[Data records]:
** start **

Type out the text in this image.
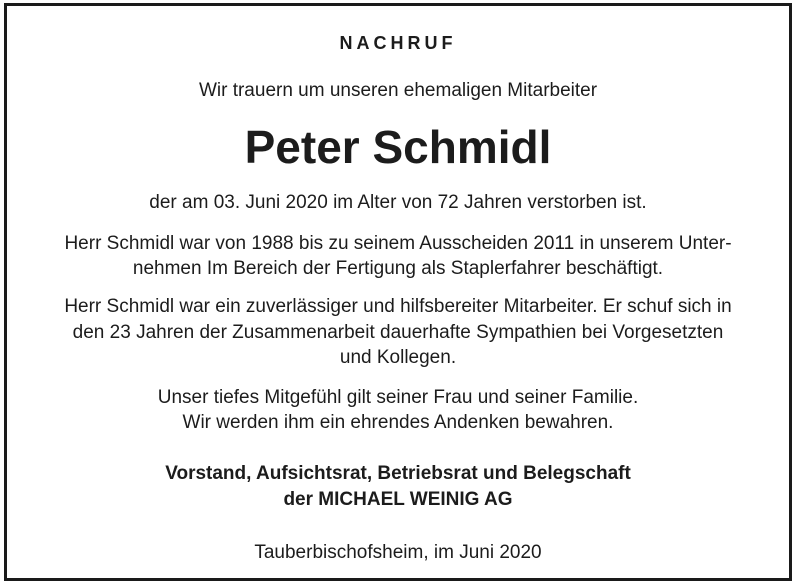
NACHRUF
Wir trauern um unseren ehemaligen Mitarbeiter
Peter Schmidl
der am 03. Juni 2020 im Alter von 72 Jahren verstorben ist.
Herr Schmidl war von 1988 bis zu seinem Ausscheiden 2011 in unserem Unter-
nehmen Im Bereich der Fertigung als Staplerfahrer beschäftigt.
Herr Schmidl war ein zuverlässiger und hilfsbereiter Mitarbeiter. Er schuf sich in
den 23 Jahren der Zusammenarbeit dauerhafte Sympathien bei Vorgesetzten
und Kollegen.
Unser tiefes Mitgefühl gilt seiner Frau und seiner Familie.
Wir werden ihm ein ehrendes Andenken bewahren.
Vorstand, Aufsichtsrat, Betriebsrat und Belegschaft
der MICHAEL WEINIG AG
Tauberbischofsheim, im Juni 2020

** end **

Repeat the records above verbatim, with no pictures in the result.

[Exercise response]:
Type out the text in this image.
NACHRUF
Wir trauern um unseren ehemaligen Mitarbeiter
Peter Schmidl
der am 03. Juni 2020 im Alter von 72 Jahren verstorben ist.
Herr Schmidl war von 1988 bis zu seinem Ausscheiden 2011 in unserem Unter-
nehmen Im Bereich der Fertigung als Staplerfahrer beschäftigt.
Herr Schmidl war ein zuverlässiger und hilfsbereiter Mitarbeiter. Er schuf sich in
den 23 Jahren der Zusammenarbeit dauerhafte Sympathien bei Vorgesetzten
und Kollegen.
Unser tiefes Mitgefühl gilt seiner Frau und seiner Familie.
Wir werden ihm ein ehrendes Andenken bewahren.
Vorstand, Aufsichtsrat, Betriebsrat und Belegschaft
der MICHAEL WEINIG AG
Tauberbischofsheim, im Juni 2020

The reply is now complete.